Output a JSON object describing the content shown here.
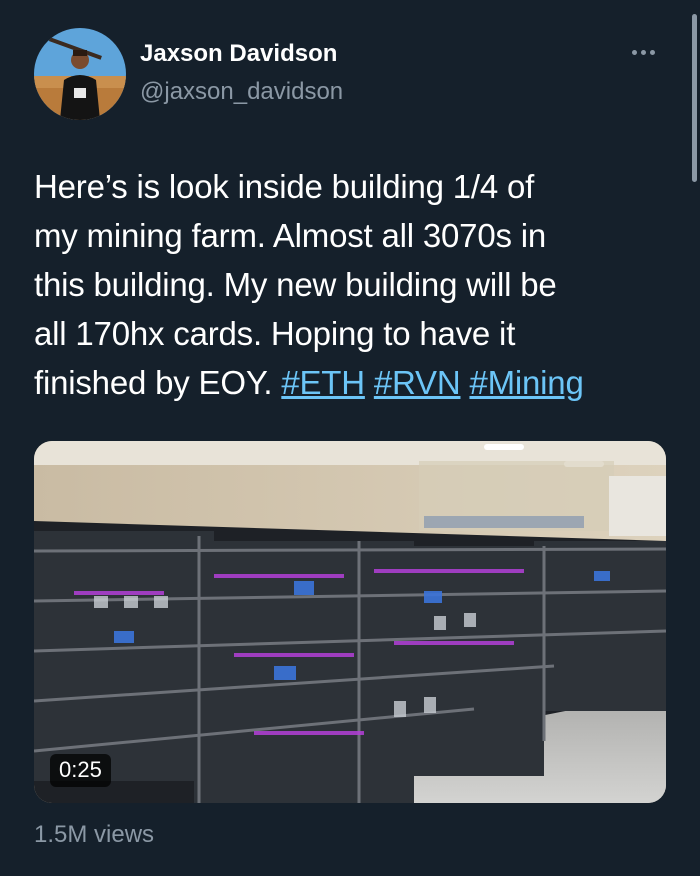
{
  "author": {
    "name": "Jaxson Davidson",
    "handle": "@jaxson_davidson"
  },
  "tweet": {
    "text_lines": [
      "Here’s is look inside building 1/4 of",
      "my mining farm. Almost all 3070s in",
      "this building. My new building will be",
      "all 170hx cards. Hoping to have it",
      "finished by EOY. "
    ],
    "hashtags": [
      "#ETH",
      "#RVN",
      "#Mining"
    ]
  },
  "media": {
    "type": "video",
    "duration": "0:25"
  },
  "views_label": "1.5M views",
  "colors": {
    "background": "#15202b",
    "text": "#ffffff",
    "muted": "#8b98a5",
    "link": "#6cc5f7"
  },
  "icons": {
    "more": "more-horizontal-icon"
  }
}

◆ Problem details:
Pictures excluded, quote all the data above exactly.

◆ Output for this exercise:
Output a JSON object describing the content shown here.
{
  "author": {
    "name": "Jaxson Davidson",
    "handle": "@jaxson_davidson"
  },
  "tweet": {
    "text_lines": [
      "Here’s is look inside building 1/4 of",
      "my mining farm. Almost all 3070s in",
      "this building. My new building will be",
      "all 170hx cards. Hoping to have it",
      "finished by EOY. "
    ],
    "hashtags": [
      "#ETH",
      "#RVN",
      "#Mining"
    ]
  },
  "media": {
    "type": "video",
    "duration": "0:25"
  },
  "views_label": "1.5M views",
  "colors": {
    "background": "#15202b",
    "text": "#ffffff",
    "muted": "#8b98a5",
    "link": "#6cc5f7"
  },
  "icons": {
    "more": "more-horizontal-icon"
  }
}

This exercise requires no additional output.